Records follow. Pull out every line that contains "Desert".
-- Data extract start --
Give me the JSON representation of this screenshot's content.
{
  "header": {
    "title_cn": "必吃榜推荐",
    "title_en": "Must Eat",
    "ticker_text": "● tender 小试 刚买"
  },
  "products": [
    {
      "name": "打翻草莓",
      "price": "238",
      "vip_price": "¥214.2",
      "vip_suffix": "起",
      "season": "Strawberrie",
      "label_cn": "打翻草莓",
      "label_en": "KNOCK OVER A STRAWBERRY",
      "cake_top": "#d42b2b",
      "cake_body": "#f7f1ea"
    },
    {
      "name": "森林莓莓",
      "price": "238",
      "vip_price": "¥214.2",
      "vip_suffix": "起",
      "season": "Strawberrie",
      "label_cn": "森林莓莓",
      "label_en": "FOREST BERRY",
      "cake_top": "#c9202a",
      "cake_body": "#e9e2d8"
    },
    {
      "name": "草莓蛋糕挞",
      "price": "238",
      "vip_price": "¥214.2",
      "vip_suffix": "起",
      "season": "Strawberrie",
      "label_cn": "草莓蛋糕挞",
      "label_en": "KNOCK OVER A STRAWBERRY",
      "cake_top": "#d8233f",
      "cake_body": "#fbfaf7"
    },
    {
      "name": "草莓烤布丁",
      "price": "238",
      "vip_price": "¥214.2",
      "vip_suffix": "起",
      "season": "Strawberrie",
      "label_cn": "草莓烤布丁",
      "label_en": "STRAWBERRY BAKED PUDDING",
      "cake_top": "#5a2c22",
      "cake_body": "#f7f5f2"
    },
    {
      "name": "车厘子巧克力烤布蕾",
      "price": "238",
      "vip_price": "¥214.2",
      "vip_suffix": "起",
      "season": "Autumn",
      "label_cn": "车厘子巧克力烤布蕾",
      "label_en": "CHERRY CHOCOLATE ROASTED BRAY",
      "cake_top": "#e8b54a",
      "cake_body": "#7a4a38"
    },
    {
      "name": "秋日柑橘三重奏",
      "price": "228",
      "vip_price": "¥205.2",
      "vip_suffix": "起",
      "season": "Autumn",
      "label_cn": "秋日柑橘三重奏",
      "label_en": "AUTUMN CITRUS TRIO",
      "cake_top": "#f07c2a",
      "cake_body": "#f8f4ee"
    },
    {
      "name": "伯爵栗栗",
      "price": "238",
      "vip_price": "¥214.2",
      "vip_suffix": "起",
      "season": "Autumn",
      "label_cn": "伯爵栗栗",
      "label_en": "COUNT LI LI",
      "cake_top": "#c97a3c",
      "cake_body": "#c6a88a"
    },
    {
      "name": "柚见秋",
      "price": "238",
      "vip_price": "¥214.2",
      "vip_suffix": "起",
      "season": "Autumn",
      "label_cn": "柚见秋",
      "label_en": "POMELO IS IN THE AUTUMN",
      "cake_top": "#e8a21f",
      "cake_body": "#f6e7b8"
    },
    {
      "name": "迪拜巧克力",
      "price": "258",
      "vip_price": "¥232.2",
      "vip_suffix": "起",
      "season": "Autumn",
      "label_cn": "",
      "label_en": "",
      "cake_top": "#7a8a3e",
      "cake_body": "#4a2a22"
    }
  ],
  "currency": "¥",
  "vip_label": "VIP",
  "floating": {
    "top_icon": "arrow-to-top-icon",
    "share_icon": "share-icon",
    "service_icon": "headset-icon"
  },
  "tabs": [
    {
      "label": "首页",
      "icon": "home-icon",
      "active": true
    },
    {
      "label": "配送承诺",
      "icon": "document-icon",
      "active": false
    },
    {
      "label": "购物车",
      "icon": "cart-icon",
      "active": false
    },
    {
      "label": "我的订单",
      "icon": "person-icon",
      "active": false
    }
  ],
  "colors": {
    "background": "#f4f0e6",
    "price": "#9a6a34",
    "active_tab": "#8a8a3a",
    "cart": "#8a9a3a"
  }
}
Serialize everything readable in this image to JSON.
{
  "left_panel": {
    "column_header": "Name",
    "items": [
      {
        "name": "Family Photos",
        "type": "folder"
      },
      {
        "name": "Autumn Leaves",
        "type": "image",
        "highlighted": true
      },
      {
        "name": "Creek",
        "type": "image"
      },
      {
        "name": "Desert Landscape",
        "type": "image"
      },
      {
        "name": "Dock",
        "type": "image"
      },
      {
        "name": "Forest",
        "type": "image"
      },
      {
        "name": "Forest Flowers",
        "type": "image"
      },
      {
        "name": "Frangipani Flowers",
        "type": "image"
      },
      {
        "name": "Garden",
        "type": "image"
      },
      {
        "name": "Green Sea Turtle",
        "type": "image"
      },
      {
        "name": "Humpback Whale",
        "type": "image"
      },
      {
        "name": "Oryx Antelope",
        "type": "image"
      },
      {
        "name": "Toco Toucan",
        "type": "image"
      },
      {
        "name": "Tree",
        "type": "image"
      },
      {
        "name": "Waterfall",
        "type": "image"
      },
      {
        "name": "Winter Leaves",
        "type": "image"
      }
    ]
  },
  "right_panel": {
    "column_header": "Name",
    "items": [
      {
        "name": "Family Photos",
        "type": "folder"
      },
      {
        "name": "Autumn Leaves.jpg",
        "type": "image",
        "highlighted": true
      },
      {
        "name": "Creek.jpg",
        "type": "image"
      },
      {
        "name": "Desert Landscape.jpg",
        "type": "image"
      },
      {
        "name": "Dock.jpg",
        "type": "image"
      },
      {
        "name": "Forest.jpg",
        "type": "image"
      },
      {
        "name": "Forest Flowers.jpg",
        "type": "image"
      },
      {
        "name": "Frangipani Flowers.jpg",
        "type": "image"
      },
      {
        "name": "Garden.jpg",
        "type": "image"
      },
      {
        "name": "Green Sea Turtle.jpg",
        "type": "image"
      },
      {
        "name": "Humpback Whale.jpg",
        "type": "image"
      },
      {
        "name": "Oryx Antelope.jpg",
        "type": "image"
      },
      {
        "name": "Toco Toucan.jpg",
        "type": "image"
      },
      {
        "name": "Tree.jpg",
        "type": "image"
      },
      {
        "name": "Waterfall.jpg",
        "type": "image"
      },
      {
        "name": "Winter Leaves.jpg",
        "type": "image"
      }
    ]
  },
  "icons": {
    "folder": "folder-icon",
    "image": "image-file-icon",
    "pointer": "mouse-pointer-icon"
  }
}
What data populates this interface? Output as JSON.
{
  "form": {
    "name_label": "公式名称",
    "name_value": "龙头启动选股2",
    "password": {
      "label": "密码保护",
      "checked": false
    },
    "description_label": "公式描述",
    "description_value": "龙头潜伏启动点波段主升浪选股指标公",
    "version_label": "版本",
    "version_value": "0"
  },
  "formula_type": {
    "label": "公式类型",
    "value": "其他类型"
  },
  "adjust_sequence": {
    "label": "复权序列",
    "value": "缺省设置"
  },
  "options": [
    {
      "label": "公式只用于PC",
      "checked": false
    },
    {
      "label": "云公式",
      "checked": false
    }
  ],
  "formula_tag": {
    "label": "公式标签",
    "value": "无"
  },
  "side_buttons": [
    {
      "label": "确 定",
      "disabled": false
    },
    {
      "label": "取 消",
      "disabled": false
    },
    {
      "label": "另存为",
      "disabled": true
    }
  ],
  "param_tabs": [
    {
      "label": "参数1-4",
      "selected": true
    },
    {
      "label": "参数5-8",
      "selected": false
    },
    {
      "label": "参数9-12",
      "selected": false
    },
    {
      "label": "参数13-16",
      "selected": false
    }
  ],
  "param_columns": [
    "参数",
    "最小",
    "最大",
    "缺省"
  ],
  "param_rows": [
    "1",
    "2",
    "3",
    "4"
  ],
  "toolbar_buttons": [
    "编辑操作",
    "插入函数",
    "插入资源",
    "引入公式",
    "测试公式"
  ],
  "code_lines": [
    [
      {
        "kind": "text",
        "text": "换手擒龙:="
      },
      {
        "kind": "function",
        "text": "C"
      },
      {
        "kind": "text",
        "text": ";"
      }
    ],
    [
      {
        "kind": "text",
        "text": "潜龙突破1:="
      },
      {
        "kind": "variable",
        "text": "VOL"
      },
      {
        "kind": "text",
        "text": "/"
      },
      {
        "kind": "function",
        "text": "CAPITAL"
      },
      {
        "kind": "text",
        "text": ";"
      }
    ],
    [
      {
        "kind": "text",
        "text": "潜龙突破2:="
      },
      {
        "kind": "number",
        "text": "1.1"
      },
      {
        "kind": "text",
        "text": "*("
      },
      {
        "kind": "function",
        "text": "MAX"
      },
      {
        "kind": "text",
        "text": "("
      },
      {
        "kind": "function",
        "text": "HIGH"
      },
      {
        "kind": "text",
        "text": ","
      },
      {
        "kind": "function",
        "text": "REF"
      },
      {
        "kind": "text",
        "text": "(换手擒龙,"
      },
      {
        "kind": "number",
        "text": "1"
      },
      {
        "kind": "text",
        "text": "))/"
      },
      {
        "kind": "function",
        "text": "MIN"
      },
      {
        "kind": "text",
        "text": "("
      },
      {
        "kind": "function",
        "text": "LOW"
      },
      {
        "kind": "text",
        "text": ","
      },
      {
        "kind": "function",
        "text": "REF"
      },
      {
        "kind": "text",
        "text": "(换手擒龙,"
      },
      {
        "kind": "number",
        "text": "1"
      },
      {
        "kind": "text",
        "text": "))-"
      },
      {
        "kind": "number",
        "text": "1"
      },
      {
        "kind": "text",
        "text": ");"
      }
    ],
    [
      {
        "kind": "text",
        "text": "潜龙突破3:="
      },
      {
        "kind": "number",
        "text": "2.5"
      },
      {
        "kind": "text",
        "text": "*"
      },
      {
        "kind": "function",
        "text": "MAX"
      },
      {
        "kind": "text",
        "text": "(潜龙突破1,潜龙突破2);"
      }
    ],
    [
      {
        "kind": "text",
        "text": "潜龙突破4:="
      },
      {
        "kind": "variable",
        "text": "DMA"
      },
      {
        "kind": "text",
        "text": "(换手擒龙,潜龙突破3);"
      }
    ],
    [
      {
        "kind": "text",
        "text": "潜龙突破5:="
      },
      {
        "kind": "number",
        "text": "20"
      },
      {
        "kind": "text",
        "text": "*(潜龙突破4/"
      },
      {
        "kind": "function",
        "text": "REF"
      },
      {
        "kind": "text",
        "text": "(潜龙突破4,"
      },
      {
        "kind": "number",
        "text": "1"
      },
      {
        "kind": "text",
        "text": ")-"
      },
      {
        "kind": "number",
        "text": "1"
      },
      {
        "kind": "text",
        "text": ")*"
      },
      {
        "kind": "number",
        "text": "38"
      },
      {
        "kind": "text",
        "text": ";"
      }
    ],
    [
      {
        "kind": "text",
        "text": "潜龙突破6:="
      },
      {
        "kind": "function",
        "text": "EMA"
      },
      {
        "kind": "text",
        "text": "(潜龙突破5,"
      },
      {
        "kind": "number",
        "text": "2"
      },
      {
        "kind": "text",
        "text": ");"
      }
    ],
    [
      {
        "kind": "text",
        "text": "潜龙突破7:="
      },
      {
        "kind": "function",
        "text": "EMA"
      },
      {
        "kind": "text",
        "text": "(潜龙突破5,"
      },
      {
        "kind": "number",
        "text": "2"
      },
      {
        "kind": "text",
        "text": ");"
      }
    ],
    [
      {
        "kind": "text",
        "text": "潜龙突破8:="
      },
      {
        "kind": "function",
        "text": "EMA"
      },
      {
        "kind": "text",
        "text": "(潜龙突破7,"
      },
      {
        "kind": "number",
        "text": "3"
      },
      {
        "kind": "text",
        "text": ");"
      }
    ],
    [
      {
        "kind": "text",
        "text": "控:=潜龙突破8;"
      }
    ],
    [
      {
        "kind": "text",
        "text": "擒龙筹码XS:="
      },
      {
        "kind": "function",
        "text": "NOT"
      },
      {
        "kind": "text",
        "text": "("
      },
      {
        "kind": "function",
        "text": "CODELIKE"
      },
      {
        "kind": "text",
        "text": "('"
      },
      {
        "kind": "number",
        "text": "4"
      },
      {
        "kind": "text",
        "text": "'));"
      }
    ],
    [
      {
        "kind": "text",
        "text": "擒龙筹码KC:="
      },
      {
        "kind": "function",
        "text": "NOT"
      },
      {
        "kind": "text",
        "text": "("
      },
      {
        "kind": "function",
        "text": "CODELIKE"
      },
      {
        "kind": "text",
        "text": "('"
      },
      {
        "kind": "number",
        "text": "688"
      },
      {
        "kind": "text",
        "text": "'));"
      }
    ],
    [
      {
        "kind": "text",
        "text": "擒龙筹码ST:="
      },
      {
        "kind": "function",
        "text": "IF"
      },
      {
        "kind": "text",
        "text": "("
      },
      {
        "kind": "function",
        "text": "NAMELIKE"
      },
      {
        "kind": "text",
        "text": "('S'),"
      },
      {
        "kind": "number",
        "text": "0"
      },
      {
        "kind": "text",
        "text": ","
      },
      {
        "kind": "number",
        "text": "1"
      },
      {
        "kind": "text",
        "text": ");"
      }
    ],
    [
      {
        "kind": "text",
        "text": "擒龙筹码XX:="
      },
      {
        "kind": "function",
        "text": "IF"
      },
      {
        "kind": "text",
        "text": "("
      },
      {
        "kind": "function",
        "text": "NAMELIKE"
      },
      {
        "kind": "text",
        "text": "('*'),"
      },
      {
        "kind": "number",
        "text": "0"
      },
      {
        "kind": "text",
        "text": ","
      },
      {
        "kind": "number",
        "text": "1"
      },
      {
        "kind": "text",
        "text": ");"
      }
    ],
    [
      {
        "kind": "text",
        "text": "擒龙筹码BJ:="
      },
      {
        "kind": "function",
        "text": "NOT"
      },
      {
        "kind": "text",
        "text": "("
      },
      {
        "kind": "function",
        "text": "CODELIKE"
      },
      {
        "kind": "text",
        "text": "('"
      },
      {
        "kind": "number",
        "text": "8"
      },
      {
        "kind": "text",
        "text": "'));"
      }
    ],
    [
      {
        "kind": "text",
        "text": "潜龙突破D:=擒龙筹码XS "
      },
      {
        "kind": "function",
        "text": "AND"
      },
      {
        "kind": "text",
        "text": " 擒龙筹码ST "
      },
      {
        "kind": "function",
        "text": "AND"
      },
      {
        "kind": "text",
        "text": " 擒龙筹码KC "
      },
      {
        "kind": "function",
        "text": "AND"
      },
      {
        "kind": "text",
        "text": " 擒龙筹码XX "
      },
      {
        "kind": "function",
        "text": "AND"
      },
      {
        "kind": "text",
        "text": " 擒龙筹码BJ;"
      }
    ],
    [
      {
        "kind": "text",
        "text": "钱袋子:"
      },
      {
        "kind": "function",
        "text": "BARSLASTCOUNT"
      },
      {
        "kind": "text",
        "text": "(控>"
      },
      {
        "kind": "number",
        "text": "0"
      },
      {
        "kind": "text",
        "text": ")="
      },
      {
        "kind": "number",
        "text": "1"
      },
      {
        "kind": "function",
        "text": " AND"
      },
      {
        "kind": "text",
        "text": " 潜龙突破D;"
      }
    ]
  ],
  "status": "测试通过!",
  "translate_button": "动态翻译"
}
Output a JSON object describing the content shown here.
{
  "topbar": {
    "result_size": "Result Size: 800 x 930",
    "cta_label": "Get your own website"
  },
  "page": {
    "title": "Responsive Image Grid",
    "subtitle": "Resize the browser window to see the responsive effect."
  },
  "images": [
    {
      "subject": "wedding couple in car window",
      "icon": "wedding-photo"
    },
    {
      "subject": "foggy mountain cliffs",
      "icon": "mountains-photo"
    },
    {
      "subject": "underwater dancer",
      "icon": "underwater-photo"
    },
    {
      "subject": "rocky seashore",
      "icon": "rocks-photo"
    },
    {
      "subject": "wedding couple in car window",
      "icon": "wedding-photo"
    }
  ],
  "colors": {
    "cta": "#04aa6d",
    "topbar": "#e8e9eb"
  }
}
-- Data extract end --
§ **Finished task**:
        "name": "Desert Landscape",
        "name": "Desert Landscape.jpg",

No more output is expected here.